Records for this task |
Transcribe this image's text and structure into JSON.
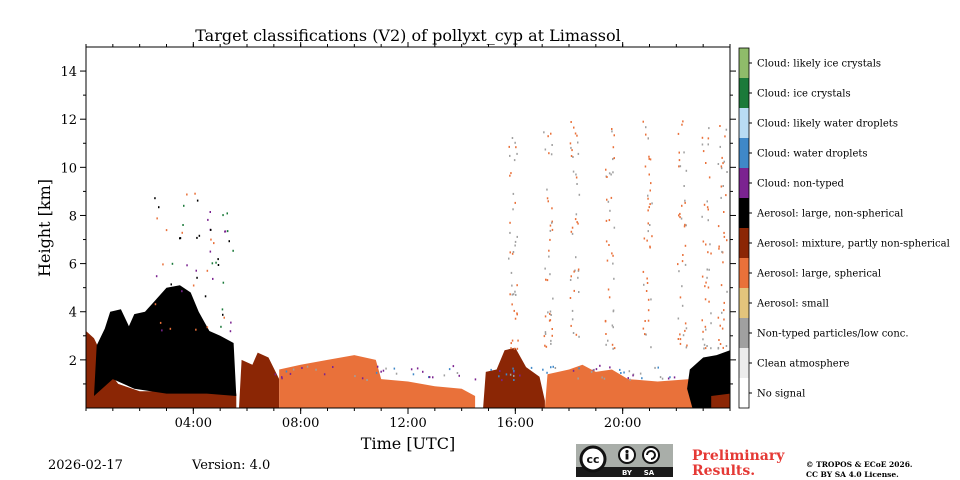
{
  "chart_data": {
    "type": "heatmap",
    "title": "Target classifications (V2) of pollyxt_cyp at Limassol",
    "xlabel": "Time [UTC]",
    "ylabel": "Height [km]",
    "xlim": [
      0,
      24
    ],
    "ylim": [
      0,
      15
    ],
    "x_ticks": [
      {
        "value": 4,
        "label": "04:00"
      },
      {
        "value": 8,
        "label": "08:00"
      },
      {
        "value": 12,
        "label": "12:00"
      },
      {
        "value": 16,
        "label": "16:00"
      },
      {
        "value": 20,
        "label": "20:00"
      }
    ],
    "y_ticks": [
      {
        "value": 2,
        "label": "2"
      },
      {
        "value": 4,
        "label": "4"
      },
      {
        "value": 6,
        "label": "6"
      },
      {
        "value": 8,
        "label": "8"
      },
      {
        "value": 10,
        "label": "10"
      },
      {
        "value": 12,
        "label": "12"
      },
      {
        "value": 14,
        "label": "14"
      }
    ],
    "classes": [
      {
        "name": "Cloud: likely ice crystals",
        "color": "#8fbc6a"
      },
      {
        "name": "Cloud: ice crystals",
        "color": "#1b7a3a"
      },
      {
        "name": "Cloud: likely water droplets",
        "color": "#b9dcf4"
      },
      {
        "name": "Cloud: water droplets",
        "color": "#3f88c8"
      },
      {
        "name": "Cloud: non-typed",
        "color": "#7b2390"
      },
      {
        "name": "Aerosol: large, non-spherical",
        "color": "#000000"
      },
      {
        "name": "Aerosol: mixture, partly non-spherical",
        "color": "#8b2605"
      },
      {
        "name": "Aerosol: large, spherical",
        "color": "#e9713a"
      },
      {
        "name": "Aerosol: small",
        "color": "#e3c47c"
      },
      {
        "name": "Non-typed particles/low conc.",
        "color": "#a0a0a0"
      },
      {
        "name": "Clean atmosphere",
        "color": "#ececec"
      },
      {
        "name": "No signal",
        "color": "#ffffff"
      }
    ],
    "layers": [
      {
        "class": "Aerosol: mixture, partly non-spherical",
        "points": [
          [
            0,
            0
          ],
          [
            0,
            3.2
          ],
          [
            0.3,
            2.9
          ],
          [
            0.6,
            2.2
          ],
          [
            0.8,
            1.6
          ],
          [
            1.2,
            1.0
          ],
          [
            2,
            0.7
          ],
          [
            3,
            0.7
          ],
          [
            4,
            0.9
          ],
          [
            5,
            0.9
          ],
          [
            5.6,
            0.6
          ],
          [
            5.6,
            0
          ],
          [
            0,
            0
          ]
        ]
      },
      {
        "class": "Aerosol: large, non-spherical",
        "points": [
          [
            0.3,
            0.5
          ],
          [
            0.4,
            2.6
          ],
          [
            0.7,
            3.3
          ],
          [
            0.9,
            4.0
          ],
          [
            1.3,
            4.1
          ],
          [
            1.6,
            3.4
          ],
          [
            1.8,
            3.9
          ],
          [
            2.2,
            4.0
          ],
          [
            2.6,
            4.5
          ],
          [
            3.0,
            5.0
          ],
          [
            3.5,
            5.1
          ],
          [
            3.9,
            4.8
          ],
          [
            4.2,
            4.0
          ],
          [
            4.6,
            3.2
          ],
          [
            5.0,
            3.0
          ],
          [
            5.5,
            2.7
          ],
          [
            5.6,
            0.5
          ],
          [
            4.5,
            0.6
          ],
          [
            3.0,
            0.6
          ],
          [
            1.8,
            0.8
          ],
          [
            1.0,
            1.2
          ],
          [
            0.3,
            0.5
          ]
        ]
      },
      {
        "class": "Aerosol: mixture, partly non-spherical",
        "points": [
          [
            5.7,
            0
          ],
          [
            5.8,
            2.0
          ],
          [
            6.2,
            1.8
          ],
          [
            6.4,
            2.3
          ],
          [
            6.8,
            2.1
          ],
          [
            7.2,
            1.2
          ],
          [
            7.2,
            0
          ],
          [
            5.7,
            0
          ]
        ]
      },
      {
        "class": "Aerosol: large, spherical",
        "points": [
          [
            7.2,
            0
          ],
          [
            7.2,
            1.6
          ],
          [
            8,
            1.8
          ],
          [
            9,
            2.0
          ],
          [
            10,
            2.2
          ],
          [
            10.8,
            2.0
          ],
          [
            11,
            1.2
          ],
          [
            12,
            1.1
          ],
          [
            13,
            0.9
          ],
          [
            14,
            0.8
          ],
          [
            14.5,
            0.5
          ],
          [
            14.5,
            0
          ],
          [
            7.2,
            0
          ]
        ]
      },
      {
        "class": "Aerosol: mixture, partly non-spherical",
        "points": [
          [
            14.8,
            0
          ],
          [
            14.9,
            1.5
          ],
          [
            15.3,
            1.6
          ],
          [
            15.6,
            2.4
          ],
          [
            16.0,
            2.5
          ],
          [
            16.4,
            1.7
          ],
          [
            16.9,
            1.3
          ],
          [
            17.1,
            0.3
          ],
          [
            17.1,
            0
          ],
          [
            14.8,
            0
          ]
        ]
      },
      {
        "class": "Aerosol: large, spherical",
        "points": [
          [
            17.1,
            0
          ],
          [
            17.2,
            1.4
          ],
          [
            18,
            1.6
          ],
          [
            18.5,
            1.8
          ],
          [
            19,
            1.5
          ],
          [
            19.6,
            1.6
          ],
          [
            20.2,
            1.2
          ],
          [
            21.3,
            1.1
          ],
          [
            22.5,
            1.2
          ],
          [
            22.6,
            0
          ],
          [
            17.1,
            0
          ]
        ]
      },
      {
        "class": "Aerosol: large, non-spherical",
        "points": [
          [
            22.4,
            0.8
          ],
          [
            22.5,
            1.6
          ],
          [
            23,
            2.1
          ],
          [
            23.5,
            2.2
          ],
          [
            24,
            2.4
          ],
          [
            24,
            0
          ],
          [
            22.6,
            0
          ],
          [
            22.4,
            0.8
          ]
        ]
      },
      {
        "class": "Aerosol: mixture, partly non-spherical",
        "points": [
          [
            23.3,
            0
          ],
          [
            23.3,
            0.5
          ],
          [
            24,
            0.6
          ],
          [
            24,
            0
          ],
          [
            23.3,
            0
          ]
        ]
      }
    ]
  },
  "footer": {
    "date": "2026-02-17",
    "version": "Version: 4.0",
    "preliminary_line1": "Preliminary",
    "preliminary_line2": "Results.",
    "copyright_line1": "© TROPOS & ECoE 2026.",
    "copyright_line2": "CC BY SA 4.0 License.",
    "badge_left": "BY",
    "badge_right": "SA"
  }
}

Stated task | Omit the pictures. Output every record above word for word.

Complete response |
Transcribe this image's text and structure into JSON.
{
  "chart_data": {
    "type": "heatmap",
    "title": "Target classifications (V2) of pollyxt_cyp at Limassol",
    "xlabel": "Time [UTC]",
    "ylabel": "Height [km]",
    "xlim": [
      0,
      24
    ],
    "ylim": [
      0,
      15
    ],
    "x_ticks": [
      {
        "value": 4,
        "label": "04:00"
      },
      {
        "value": 8,
        "label": "08:00"
      },
      {
        "value": 12,
        "label": "12:00"
      },
      {
        "value": 16,
        "label": "16:00"
      },
      {
        "value": 20,
        "label": "20:00"
      }
    ],
    "y_ticks": [
      {
        "value": 2,
        "label": "2"
      },
      {
        "value": 4,
        "label": "4"
      },
      {
        "value": 6,
        "label": "6"
      },
      {
        "value": 8,
        "label": "8"
      },
      {
        "value": 10,
        "label": "10"
      },
      {
        "value": 12,
        "label": "12"
      },
      {
        "value": 14,
        "label": "14"
      }
    ],
    "classes": [
      {
        "name": "Cloud: likely ice crystals",
        "color": "#8fbc6a"
      },
      {
        "name": "Cloud: ice crystals",
        "color": "#1b7a3a"
      },
      {
        "name": "Cloud: likely water droplets",
        "color": "#b9dcf4"
      },
      {
        "name": "Cloud: water droplets",
        "color": "#3f88c8"
      },
      {
        "name": "Cloud: non-typed",
        "color": "#7b2390"
      },
      {
        "name": "Aerosol: large, non-spherical",
        "color": "#000000"
      },
      {
        "name": "Aerosol: mixture, partly non-spherical",
        "color": "#8b2605"
      },
      {
        "name": "Aerosol: large, spherical",
        "color": "#e9713a"
      },
      {
        "name": "Aerosol: small",
        "color": "#e3c47c"
      },
      {
        "name": "Non-typed particles/low conc.",
        "color": "#a0a0a0"
      },
      {
        "name": "Clean atmosphere",
        "color": "#ececec"
      },
      {
        "name": "No signal",
        "color": "#ffffff"
      }
    ],
    "layers": [
      {
        "class": "Aerosol: mixture, partly non-spherical",
        "points": [
          [
            0,
            0
          ],
          [
            0,
            3.2
          ],
          [
            0.3,
            2.9
          ],
          [
            0.6,
            2.2
          ],
          [
            0.8,
            1.6
          ],
          [
            1.2,
            1.0
          ],
          [
            2,
            0.7
          ],
          [
            3,
            0.7
          ],
          [
            4,
            0.9
          ],
          [
            5,
            0.9
          ],
          [
            5.6,
            0.6
          ],
          [
            5.6,
            0
          ],
          [
            0,
            0
          ]
        ]
      },
      {
        "class": "Aerosol: large, non-spherical",
        "points": [
          [
            0.3,
            0.5
          ],
          [
            0.4,
            2.6
          ],
          [
            0.7,
            3.3
          ],
          [
            0.9,
            4.0
          ],
          [
            1.3,
            4.1
          ],
          [
            1.6,
            3.4
          ],
          [
            1.8,
            3.9
          ],
          [
            2.2,
            4.0
          ],
          [
            2.6,
            4.5
          ],
          [
            3.0,
            5.0
          ],
          [
            3.5,
            5.1
          ],
          [
            3.9,
            4.8
          ],
          [
            4.2,
            4.0
          ],
          [
            4.6,
            3.2
          ],
          [
            5.0,
            3.0
          ],
          [
            5.5,
            2.7
          ],
          [
            5.6,
            0.5
          ],
          [
            4.5,
            0.6
          ],
          [
            3.0,
            0.6
          ],
          [
            1.8,
            0.8
          ],
          [
            1.0,
            1.2
          ],
          [
            0.3,
            0.5
          ]
        ]
      },
      {
        "class": "Aerosol: mixture, partly non-spherical",
        "points": [
          [
            5.7,
            0
          ],
          [
            5.8,
            2.0
          ],
          [
            6.2,
            1.8
          ],
          [
            6.4,
            2.3
          ],
          [
            6.8,
            2.1
          ],
          [
            7.2,
            1.2
          ],
          [
            7.2,
            0
          ],
          [
            5.7,
            0
          ]
        ]
      },
      {
        "class": "Aerosol: large, spherical",
        "points": [
          [
            7.2,
            0
          ],
          [
            7.2,
            1.6
          ],
          [
            8,
            1.8
          ],
          [
            9,
            2.0
          ],
          [
            10,
            2.2
          ],
          [
            10.8,
            2.0
          ],
          [
            11,
            1.2
          ],
          [
            12,
            1.1
          ],
          [
            13,
            0.9
          ],
          [
            14,
            0.8
          ],
          [
            14.5,
            0.5
          ],
          [
            14.5,
            0
          ],
          [
            7.2,
            0
          ]
        ]
      },
      {
        "class": "Aerosol: mixture, partly non-spherical",
        "points": [
          [
            14.8,
            0
          ],
          [
            14.9,
            1.5
          ],
          [
            15.3,
            1.6
          ],
          [
            15.6,
            2.4
          ],
          [
            16.0,
            2.5
          ],
          [
            16.4,
            1.7
          ],
          [
            16.9,
            1.3
          ],
          [
            17.1,
            0.3
          ],
          [
            17.1,
            0
          ],
          [
            14.8,
            0
          ]
        ]
      },
      {
        "class": "Aerosol: large, spherical",
        "points": [
          [
            17.1,
            0
          ],
          [
            17.2,
            1.4
          ],
          [
            18,
            1.6
          ],
          [
            18.5,
            1.8
          ],
          [
            19,
            1.5
          ],
          [
            19.6,
            1.6
          ],
          [
            20.2,
            1.2
          ],
          [
            21.3,
            1.1
          ],
          [
            22.5,
            1.2
          ],
          [
            22.6,
            0
          ],
          [
            17.1,
            0
          ]
        ]
      },
      {
        "class": "Aerosol: large, non-spherical",
        "points": [
          [
            22.4,
            0.8
          ],
          [
            22.5,
            1.6
          ],
          [
            23,
            2.1
          ],
          [
            23.5,
            2.2
          ],
          [
            24,
            2.4
          ],
          [
            24,
            0
          ],
          [
            22.6,
            0
          ],
          [
            22.4,
            0.8
          ]
        ]
      },
      {
        "class": "Aerosol: mixture, partly non-spherical",
        "points": [
          [
            23.3,
            0
          ],
          [
            23.3,
            0.5
          ],
          [
            24,
            0.6
          ],
          [
            24,
            0
          ],
          [
            23.3,
            0
          ]
        ]
      }
    ]
  },
  "footer": {
    "date": "2026-02-17",
    "version": "Version: 4.0",
    "preliminary_line1": "Preliminary",
    "preliminary_line2": "Results.",
    "copyright_line1": "© TROPOS & ECoE 2026.",
    "copyright_line2": "CC BY SA 4.0 License.",
    "badge_left": "BY",
    "badge_right": "SA"
  }
}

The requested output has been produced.